Set task: List all the lines in these records that hold "Name".

Extracted information:
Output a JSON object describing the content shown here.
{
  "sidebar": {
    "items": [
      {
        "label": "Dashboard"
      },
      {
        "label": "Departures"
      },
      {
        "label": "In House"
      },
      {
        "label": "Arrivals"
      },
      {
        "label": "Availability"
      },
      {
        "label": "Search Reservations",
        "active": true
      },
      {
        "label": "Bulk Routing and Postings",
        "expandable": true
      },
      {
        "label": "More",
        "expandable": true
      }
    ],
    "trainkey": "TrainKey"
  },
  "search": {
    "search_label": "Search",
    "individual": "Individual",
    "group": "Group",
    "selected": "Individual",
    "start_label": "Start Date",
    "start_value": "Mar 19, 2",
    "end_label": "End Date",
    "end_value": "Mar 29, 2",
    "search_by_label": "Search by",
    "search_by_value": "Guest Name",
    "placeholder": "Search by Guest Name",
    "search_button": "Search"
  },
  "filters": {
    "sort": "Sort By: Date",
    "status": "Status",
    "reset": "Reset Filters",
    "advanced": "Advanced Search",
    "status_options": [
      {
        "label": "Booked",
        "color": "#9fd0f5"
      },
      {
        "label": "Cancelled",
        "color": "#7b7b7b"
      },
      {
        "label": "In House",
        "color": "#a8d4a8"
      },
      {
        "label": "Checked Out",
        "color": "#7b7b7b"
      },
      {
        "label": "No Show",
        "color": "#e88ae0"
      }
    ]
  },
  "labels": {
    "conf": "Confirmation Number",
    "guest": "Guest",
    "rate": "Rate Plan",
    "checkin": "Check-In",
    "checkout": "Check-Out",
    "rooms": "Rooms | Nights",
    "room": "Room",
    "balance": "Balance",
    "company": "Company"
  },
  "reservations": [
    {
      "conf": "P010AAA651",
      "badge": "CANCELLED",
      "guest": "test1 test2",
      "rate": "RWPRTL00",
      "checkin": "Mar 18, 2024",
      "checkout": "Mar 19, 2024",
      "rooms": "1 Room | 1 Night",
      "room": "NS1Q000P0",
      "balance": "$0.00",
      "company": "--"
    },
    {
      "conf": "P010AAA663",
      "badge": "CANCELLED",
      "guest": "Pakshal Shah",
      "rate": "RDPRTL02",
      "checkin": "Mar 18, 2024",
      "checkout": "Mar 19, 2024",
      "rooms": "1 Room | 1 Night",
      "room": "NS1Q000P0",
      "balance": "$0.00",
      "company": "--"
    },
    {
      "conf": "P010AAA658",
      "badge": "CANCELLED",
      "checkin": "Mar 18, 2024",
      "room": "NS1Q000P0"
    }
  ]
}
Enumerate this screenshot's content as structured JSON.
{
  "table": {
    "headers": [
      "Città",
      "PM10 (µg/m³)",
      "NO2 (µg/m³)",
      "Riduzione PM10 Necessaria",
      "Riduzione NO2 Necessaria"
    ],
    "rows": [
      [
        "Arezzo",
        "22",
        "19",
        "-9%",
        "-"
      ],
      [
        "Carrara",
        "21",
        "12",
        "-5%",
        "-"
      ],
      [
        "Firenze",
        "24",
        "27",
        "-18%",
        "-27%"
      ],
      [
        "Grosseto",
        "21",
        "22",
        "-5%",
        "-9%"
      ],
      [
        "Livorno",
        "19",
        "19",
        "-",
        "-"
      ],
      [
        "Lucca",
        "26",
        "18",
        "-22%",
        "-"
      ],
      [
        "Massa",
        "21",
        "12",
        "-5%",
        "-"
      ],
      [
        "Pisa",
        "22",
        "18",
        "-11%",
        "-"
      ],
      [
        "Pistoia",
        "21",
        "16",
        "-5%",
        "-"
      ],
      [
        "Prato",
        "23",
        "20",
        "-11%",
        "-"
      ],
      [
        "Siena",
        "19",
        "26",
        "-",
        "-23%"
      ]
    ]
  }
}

Problem solution:
    "search_by_value": "Guest Name",
    "placeholder": "Search by Guest Name",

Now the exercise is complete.